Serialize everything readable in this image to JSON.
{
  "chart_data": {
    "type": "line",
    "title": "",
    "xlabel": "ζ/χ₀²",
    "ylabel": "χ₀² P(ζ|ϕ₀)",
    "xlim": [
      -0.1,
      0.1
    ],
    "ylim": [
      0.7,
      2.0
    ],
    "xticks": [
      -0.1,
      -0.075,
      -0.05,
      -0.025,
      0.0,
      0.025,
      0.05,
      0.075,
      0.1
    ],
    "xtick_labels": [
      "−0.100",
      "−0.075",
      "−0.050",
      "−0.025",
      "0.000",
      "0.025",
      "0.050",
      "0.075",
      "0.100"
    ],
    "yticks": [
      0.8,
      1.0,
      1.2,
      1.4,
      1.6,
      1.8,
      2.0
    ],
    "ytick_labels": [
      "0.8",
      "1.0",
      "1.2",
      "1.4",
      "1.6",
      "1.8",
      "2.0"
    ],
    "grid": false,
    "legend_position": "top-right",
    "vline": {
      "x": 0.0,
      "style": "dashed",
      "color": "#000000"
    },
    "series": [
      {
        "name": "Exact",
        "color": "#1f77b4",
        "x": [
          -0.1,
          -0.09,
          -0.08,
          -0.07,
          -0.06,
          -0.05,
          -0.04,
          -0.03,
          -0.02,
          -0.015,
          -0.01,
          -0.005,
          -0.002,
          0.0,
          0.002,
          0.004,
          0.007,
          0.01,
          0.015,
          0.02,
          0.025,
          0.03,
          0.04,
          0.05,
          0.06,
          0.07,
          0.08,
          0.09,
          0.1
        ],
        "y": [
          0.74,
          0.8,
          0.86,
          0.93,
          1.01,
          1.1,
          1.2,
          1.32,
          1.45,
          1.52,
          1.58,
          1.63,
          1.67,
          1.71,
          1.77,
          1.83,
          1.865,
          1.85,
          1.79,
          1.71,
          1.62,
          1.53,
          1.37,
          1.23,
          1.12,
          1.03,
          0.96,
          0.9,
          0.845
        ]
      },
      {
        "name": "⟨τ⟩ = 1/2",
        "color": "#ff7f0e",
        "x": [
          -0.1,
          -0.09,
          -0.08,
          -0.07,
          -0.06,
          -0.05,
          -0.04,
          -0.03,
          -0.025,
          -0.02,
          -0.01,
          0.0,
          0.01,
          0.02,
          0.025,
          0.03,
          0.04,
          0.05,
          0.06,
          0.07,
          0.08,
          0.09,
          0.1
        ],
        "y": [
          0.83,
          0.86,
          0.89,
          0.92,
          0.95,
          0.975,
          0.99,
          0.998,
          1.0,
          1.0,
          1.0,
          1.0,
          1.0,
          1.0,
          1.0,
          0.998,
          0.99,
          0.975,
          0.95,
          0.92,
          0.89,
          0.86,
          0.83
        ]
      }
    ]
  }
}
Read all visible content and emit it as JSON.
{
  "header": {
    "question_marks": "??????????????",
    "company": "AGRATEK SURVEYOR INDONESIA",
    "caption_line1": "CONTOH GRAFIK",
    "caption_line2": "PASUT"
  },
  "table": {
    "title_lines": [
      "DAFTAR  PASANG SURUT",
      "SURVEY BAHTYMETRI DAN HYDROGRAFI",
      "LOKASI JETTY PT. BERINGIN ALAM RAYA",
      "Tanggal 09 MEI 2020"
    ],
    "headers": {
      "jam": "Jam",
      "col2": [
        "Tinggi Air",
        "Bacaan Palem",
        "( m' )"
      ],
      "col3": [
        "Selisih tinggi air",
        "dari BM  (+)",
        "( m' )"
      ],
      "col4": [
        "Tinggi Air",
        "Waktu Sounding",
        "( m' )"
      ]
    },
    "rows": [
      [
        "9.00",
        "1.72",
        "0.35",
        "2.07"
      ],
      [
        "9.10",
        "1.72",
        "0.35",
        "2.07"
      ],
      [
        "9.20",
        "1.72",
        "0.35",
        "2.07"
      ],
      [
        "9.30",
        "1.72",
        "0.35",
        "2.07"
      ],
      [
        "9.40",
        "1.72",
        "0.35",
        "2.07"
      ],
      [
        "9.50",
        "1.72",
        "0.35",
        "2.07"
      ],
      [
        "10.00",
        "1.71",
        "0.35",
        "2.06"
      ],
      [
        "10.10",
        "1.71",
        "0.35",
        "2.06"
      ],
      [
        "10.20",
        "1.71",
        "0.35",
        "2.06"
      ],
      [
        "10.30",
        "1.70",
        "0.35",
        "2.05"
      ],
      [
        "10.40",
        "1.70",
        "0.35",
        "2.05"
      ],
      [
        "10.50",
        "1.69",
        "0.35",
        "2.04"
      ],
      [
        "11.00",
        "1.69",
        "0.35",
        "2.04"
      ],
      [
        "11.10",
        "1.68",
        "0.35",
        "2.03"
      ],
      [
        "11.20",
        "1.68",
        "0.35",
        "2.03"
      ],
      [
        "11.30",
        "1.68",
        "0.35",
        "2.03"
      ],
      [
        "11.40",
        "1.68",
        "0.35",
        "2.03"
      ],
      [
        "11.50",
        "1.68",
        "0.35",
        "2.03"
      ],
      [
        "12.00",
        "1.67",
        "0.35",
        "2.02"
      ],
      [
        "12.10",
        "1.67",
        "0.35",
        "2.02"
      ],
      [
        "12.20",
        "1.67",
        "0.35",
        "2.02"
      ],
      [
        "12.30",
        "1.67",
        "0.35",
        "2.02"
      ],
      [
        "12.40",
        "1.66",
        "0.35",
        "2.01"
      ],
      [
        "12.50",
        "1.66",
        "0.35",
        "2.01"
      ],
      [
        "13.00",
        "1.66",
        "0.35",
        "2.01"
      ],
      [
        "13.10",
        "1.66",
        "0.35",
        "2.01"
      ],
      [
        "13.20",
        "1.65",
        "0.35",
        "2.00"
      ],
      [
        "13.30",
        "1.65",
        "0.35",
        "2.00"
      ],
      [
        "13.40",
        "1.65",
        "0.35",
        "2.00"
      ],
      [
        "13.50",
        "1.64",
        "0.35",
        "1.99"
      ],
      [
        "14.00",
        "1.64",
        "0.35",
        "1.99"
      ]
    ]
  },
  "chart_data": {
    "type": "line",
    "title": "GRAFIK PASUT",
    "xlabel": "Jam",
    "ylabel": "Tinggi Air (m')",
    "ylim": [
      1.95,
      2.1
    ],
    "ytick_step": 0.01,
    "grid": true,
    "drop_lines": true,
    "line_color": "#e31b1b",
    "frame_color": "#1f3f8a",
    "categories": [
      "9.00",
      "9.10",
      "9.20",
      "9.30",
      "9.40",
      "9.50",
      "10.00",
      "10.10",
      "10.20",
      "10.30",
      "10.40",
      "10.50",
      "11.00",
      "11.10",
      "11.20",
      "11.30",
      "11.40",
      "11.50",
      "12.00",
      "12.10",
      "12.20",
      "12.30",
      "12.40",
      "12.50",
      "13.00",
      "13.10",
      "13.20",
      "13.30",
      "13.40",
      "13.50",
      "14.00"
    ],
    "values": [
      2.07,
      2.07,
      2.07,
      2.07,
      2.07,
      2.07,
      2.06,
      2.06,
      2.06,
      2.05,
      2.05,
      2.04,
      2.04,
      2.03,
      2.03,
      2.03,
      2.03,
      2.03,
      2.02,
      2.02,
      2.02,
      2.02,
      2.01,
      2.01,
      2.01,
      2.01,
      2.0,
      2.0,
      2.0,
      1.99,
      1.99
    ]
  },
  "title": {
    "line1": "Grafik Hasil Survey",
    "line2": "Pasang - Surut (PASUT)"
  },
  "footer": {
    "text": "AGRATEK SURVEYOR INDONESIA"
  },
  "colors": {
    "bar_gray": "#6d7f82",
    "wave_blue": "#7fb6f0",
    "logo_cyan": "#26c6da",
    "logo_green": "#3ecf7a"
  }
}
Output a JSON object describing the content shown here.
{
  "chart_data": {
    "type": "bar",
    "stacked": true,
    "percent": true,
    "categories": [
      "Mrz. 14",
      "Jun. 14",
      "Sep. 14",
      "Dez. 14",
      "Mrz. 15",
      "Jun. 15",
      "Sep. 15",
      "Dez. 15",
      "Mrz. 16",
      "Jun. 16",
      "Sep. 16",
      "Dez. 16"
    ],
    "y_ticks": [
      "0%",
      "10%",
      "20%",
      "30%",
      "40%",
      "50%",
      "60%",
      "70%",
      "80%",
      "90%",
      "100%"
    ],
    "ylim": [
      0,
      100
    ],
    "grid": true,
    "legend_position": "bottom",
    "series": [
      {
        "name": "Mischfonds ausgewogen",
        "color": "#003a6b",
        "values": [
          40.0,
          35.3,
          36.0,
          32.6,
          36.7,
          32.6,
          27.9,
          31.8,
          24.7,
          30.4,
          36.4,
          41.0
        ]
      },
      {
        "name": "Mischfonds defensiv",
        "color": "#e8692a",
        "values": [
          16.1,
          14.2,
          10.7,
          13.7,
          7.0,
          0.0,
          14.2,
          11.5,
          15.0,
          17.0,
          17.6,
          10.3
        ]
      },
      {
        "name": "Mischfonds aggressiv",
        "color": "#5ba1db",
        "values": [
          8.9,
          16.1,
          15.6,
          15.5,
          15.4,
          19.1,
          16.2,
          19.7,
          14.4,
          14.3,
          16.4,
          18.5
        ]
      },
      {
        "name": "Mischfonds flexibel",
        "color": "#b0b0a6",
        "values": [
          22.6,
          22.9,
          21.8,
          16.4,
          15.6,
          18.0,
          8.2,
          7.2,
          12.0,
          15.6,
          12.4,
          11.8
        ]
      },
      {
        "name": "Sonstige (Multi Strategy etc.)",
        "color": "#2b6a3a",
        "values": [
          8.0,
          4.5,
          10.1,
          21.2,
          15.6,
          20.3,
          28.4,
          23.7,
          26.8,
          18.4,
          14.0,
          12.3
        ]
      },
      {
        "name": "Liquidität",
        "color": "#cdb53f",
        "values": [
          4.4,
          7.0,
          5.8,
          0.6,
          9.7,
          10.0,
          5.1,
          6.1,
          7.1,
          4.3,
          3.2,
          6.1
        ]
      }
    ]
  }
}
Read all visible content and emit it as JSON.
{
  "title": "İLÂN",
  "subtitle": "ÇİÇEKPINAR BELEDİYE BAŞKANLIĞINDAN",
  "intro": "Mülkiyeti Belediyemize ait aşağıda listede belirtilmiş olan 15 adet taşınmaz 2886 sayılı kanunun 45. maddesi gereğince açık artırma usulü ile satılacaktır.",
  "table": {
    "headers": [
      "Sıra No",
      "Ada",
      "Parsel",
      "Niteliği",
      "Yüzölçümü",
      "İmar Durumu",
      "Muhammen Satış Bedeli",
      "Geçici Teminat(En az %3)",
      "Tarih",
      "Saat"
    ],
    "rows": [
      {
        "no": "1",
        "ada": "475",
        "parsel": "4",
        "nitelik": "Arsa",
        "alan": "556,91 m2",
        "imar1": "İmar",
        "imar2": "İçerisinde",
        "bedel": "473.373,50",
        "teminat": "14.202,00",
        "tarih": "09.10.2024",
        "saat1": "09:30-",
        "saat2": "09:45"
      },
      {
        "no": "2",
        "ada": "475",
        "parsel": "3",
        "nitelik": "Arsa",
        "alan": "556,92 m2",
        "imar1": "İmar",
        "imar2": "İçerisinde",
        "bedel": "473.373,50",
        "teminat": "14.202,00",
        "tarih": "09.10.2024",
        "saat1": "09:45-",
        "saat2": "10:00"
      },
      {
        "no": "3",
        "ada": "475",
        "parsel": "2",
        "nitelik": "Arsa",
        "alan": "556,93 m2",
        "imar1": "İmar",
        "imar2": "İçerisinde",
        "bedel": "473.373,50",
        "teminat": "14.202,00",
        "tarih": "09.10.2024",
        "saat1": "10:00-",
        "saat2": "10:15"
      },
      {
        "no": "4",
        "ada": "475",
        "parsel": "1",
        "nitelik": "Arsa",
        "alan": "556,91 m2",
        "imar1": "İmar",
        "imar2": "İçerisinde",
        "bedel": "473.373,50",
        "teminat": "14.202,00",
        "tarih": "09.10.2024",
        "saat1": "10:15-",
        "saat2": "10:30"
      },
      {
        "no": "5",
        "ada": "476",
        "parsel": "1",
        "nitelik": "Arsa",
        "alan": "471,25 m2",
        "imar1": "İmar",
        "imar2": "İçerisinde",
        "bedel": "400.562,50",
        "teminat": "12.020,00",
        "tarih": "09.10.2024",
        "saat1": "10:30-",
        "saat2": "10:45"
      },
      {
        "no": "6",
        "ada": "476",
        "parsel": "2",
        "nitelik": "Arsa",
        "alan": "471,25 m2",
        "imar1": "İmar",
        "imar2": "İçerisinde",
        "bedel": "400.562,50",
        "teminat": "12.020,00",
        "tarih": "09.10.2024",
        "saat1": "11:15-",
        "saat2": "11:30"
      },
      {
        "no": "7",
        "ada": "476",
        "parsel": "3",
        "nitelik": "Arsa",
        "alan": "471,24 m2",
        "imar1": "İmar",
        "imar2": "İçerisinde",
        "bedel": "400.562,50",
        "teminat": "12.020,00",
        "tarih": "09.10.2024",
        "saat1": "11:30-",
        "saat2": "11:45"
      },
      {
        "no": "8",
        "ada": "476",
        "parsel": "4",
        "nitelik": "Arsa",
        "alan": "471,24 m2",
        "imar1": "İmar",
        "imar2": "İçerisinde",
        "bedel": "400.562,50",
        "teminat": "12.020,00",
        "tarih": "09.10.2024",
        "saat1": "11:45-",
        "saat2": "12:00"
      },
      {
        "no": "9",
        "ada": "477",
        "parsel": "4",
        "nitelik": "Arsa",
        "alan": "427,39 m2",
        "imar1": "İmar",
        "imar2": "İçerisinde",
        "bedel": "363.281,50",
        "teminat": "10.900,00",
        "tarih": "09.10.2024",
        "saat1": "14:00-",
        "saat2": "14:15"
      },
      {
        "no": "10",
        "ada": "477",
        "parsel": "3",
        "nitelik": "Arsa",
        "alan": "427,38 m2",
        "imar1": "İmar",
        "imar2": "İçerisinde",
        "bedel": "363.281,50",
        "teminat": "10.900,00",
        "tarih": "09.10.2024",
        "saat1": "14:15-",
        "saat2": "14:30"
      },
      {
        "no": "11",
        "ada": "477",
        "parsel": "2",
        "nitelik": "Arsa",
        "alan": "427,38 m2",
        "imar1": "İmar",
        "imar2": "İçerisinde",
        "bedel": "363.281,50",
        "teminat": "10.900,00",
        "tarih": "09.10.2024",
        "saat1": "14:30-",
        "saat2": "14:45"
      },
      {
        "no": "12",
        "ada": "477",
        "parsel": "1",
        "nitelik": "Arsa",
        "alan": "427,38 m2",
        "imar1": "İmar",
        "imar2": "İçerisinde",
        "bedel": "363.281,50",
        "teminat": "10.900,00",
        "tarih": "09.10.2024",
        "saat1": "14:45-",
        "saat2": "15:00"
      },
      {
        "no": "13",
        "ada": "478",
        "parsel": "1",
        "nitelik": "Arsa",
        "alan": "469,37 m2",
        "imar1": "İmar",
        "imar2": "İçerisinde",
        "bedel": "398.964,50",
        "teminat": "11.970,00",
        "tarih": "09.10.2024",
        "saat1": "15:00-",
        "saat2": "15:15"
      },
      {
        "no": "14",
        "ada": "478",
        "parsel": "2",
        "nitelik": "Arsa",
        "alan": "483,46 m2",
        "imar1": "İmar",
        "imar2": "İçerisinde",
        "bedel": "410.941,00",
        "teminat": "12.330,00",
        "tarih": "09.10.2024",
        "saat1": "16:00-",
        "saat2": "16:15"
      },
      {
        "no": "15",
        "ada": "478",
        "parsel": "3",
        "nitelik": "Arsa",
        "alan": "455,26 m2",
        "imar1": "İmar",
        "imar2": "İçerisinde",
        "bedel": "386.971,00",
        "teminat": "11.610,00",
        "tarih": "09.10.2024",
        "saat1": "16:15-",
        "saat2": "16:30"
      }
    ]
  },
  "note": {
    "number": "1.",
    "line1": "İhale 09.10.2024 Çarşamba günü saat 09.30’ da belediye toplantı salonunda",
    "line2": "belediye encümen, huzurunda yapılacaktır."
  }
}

:::

Reply with only the number of lines in the entries that contain the word "Mischfonds".

Task output - 4